• Entries provided:

::::::::::

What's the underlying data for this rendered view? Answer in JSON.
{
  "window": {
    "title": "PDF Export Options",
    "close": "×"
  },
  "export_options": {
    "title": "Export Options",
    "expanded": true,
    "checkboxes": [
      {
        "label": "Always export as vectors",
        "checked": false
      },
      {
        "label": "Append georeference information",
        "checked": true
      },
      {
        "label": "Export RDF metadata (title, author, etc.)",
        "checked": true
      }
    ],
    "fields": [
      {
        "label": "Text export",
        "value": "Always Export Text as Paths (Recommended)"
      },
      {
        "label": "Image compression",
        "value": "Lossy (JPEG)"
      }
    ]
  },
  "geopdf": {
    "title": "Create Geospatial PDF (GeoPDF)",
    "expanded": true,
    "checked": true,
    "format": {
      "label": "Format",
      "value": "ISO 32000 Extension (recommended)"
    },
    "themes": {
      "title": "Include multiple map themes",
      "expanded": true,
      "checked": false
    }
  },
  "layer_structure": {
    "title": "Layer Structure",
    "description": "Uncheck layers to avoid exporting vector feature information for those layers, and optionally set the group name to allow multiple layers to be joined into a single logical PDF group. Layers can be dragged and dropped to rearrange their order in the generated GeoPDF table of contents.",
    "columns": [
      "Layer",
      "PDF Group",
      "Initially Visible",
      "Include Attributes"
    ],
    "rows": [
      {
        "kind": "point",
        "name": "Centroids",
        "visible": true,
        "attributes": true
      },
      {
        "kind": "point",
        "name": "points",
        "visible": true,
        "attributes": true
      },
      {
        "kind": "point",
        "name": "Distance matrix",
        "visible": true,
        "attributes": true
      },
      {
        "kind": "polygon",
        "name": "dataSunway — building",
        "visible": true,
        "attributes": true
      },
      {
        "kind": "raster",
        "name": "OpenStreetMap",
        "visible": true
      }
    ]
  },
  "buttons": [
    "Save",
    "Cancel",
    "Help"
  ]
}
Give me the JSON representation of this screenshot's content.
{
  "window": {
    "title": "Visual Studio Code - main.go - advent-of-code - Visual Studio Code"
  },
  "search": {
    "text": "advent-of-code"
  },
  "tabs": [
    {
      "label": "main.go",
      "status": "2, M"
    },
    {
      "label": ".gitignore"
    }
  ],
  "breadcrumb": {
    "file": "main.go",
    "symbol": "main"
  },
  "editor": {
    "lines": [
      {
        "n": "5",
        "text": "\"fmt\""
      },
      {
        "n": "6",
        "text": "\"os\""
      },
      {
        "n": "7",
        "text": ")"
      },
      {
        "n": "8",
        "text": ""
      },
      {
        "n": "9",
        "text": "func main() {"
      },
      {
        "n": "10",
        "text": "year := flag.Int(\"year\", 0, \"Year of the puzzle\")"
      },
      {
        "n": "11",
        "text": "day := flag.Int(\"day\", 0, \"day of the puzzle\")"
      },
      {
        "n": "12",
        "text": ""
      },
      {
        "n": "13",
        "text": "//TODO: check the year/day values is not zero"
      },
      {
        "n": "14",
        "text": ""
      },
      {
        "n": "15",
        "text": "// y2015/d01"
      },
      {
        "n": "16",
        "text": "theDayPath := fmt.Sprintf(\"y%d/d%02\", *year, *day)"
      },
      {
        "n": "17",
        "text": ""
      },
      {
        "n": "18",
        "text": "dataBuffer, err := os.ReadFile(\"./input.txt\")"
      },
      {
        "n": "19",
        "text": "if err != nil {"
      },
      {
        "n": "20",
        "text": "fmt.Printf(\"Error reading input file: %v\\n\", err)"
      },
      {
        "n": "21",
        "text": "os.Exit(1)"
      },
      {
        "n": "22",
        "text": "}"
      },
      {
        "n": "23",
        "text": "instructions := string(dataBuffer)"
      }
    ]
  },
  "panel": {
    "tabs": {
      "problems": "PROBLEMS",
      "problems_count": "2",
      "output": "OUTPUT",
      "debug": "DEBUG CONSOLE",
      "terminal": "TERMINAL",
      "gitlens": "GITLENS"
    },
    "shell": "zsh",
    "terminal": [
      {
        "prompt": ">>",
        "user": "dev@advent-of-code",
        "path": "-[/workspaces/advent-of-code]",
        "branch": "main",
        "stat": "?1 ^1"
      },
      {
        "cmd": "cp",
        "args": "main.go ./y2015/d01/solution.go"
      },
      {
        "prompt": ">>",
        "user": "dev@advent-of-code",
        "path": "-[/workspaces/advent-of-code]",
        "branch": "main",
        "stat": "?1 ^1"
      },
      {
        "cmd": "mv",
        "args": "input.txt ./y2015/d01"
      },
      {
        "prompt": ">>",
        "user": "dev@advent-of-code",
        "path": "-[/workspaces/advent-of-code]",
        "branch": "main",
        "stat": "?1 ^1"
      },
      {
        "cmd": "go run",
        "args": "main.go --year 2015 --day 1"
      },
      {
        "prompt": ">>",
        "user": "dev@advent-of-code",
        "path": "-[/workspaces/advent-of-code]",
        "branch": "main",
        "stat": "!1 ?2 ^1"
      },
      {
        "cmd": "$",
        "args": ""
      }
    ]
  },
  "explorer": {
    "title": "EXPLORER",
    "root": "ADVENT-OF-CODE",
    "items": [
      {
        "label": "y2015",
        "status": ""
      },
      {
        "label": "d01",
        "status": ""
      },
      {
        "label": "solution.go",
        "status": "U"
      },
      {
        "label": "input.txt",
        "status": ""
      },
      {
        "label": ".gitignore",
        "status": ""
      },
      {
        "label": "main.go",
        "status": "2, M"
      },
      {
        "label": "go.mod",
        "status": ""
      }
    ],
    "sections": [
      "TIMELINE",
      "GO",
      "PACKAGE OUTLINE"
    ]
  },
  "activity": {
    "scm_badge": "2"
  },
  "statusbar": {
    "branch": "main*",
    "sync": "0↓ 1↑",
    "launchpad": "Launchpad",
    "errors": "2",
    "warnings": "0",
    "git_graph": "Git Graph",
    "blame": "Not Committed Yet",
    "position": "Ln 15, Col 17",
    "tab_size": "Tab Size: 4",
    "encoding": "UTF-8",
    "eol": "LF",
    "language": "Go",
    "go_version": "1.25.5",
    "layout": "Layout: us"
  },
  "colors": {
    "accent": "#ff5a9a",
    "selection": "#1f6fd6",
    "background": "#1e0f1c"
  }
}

::::::::::

Reproduce the records above exactly as they appear.

What's the underlying data for this rendered view? Answer in JSON.
{
  "window": {
    "title": "PDF Export Options",
    "close": "×"
  },
  "export_options": {
    "title": "Export Options",
    "expanded": true,
    "checkboxes": [
      {
        "label": "Always export as vectors",
        "checked": false
      },
      {
        "label": "Append georeference information",
        "checked": true
      },
      {
        "label": "Export RDF metadata (title, author, etc.)",
        "checked": true
      }
    ],
    "fields": [
      {
        "label": "Text export",
        "value": "Always Export Text as Paths (Recommended)"
      },
      {
        "label": "Image compression",
        "value": "Lossy (JPEG)"
      }
    ]
  },
  "geopdf": {
    "title": "Create Geospatial PDF (GeoPDF)",
    "expanded": true,
    "checked": true,
    "format": {
      "label": "Format",
      "value": "ISO 32000 Extension (recommended)"
    },
    "themes": {
      "title": "Include multiple map themes",
      "expanded": true,
      "checked": false
    }
  },
  "layer_structure": {
    "title": "Layer Structure",
    "description": "Uncheck layers to avoid exporting vector feature information for those layers, and optionally set the group name to allow multiple layers to be joined into a single logical PDF group. Layers can be dragged and dropped to rearrange their order in the generated GeoPDF table of contents.",
    "columns": [
      "Layer",
      "PDF Group",
      "Initially Visible",
      "Include Attributes"
    ],
    "rows": [
      {
        "kind": "point",
        "name": "Centroids",
        "visible": true,
        "attributes": true
      },
      {
        "kind": "point",
        "name": "points",
        "visible": true,
        "attributes": true
      },
      {
        "kind": "point",
        "name": "Distance matrix",
        "visible": true,
        "attributes": true
      },
      {
        "kind": "polygon",
        "name": "dataSunway — building",
        "visible": true,
        "attributes": true
      },
      {
        "kind": "raster",
        "name": "OpenStreetMap",
        "visible": true
      }
    ]
  },
  "buttons": [
    "Save",
    "Cancel",
    "Help"
  ]
}
Give me the JSON representation of this screenshot's content.
{
  "window": {
    "title": "Visual Studio Code - main.go - advent-of-code - Visual Studio Code"
  },
  "search": {
    "text": "advent-of-code"
  },
  "tabs": [
    {
      "label": "main.go",
      "status": "2, M"
    },
    {
      "label": ".gitignore"
    }
  ],
  "breadcrumb": {
    "file": "main.go",
    "symbol": "main"
  },
  "editor": {
    "lines": [
      {
        "n": "5",
        "text": "\"fmt\""
      },
      {
        "n": "6",
        "text": "\"os\""
      },
      {
        "n": "7",
        "text": ")"
      },
      {
        "n": "8",
        "text": ""
      },
      {
        "n": "9",
        "text": "func main() {"
      },
      {
        "n": "10",
        "text": "year := flag.Int(\"year\", 0, \"Year of the puzzle\")"
      },
      {
        "n": "11",
        "text": "day := flag.Int(\"day\", 0, \"day of the puzzle\")"
      },
      {
        "n": "12",
        "text": ""
      },
      {
        "n": "13",
        "text": "//TODO: check the year/day values is not zero"
      },
      {
        "n": "14",
        "text": ""
      },
      {
        "n": "15",
        "text": "// y2015/d01"
      },
      {
        "n": "16",
        "text": "theDayPath := fmt.Sprintf(\"y%d/d%02\", *year, *day)"
      },
      {
        "n": "17",
        "text": ""
      },
      {
        "n": "18",
        "text": "dataBuffer, err := os.ReadFile(\"./input.txt\")"
      },
      {
        "n": "19",
        "text": "if err != nil {"
      },
      {
        "n": "20",
        "text": "fmt.Printf(\"Error reading input file: %v\\n\", err)"
      },
      {
        "n": "21",
        "text": "os.Exit(1)"
      },
      {
        "n": "22",
        "text": "}"
      },
      {
        "n": "23",
        "text": "instructions := string(dataBuffer)"
      }
    ]
  },
  "panel": {
    "tabs": {
      "problems": "PROBLEMS",
      "problems_count": "2",
      "output": "OUTPUT",
      "debug": "DEBUG CONSOLE",
      "terminal": "TERMINAL",
      "gitlens": "GITLENS"
    },
    "shell": "zsh",
    "terminal": [
      {
        "prompt": ">>",
        "user": "dev@advent-of-code",
        "path": "-[/workspaces/advent-of-code]",
        "branch": "main",
        "stat": "?1 ^1"
      },
      {
        "cmd": "cp",
        "args": "main.go ./y2015/d01/solution.go"
      },
      {
        "prompt": ">>",
        "user": "dev@advent-of-code",
        "path": "-[/workspaces/advent-of-code]",
        "branch": "main",
        "stat": "?1 ^1"
      },
      {
        "cmd": "mv",
        "args": "input.txt ./y2015/d01"
      },
      {
        "prompt": ">>",
        "user": "dev@advent-of-code",
        "path": "-[/workspaces/advent-of-code]",
        "branch": "main",
        "stat": "?1 ^1"
      },
      {
        "cmd": "go run",
        "args": "main.go --year 2015 --day 1"
      },
      {
        "prompt": ">>",
        "user": "dev@advent-of-code",
        "path": "-[/workspaces/advent-of-code]",
        "branch": "main",
        "stat": "!1 ?2 ^1"
      },
      {
        "cmd": "$",
        "args": ""
      }
    ]
  },
  "explorer": {
    "title": "EXPLORER",
    "root": "ADVENT-OF-CODE",
    "items": [
      {
        "label": "y2015",
        "status": ""
      },
      {
        "label": "d01",
        "status": ""
      },
      {
        "label": "solution.go",
        "status": "U"
      },
      {
        "label": "input.txt",
        "status": ""
      },
      {
        "label": ".gitignore",
        "status": ""
      },
      {
        "label": "main.go",
        "status": "2, M"
      },
      {
        "label": "go.mod",
        "status": ""
      }
    ],
    "sections": [
      "TIMELINE",
      "GO",
      "PACKAGE OUTLINE"
    ]
  },
  "activity": {
    "scm_badge": "2"
  },
  "statusbar": {
    "branch": "main*",
    "sync": "0↓ 1↑",
    "launchpad": "Launchpad",
    "errors": "2",
    "warnings": "0",
    "git_graph": "Git Graph",
    "blame": "Not Committed Yet",
    "position": "Ln 15, Col 17",
    "tab_size": "Tab Size: 4",
    "encoding": "UTF-8",
    "eol": "LF",
    "language": "Go",
    "go_version": "1.25.5",
    "layout": "Layout: us"
  },
  "colors": {
    "accent": "#ff5a9a",
    "selection": "#1f6fd6",
    "background": "#1e0f1c"
  }
}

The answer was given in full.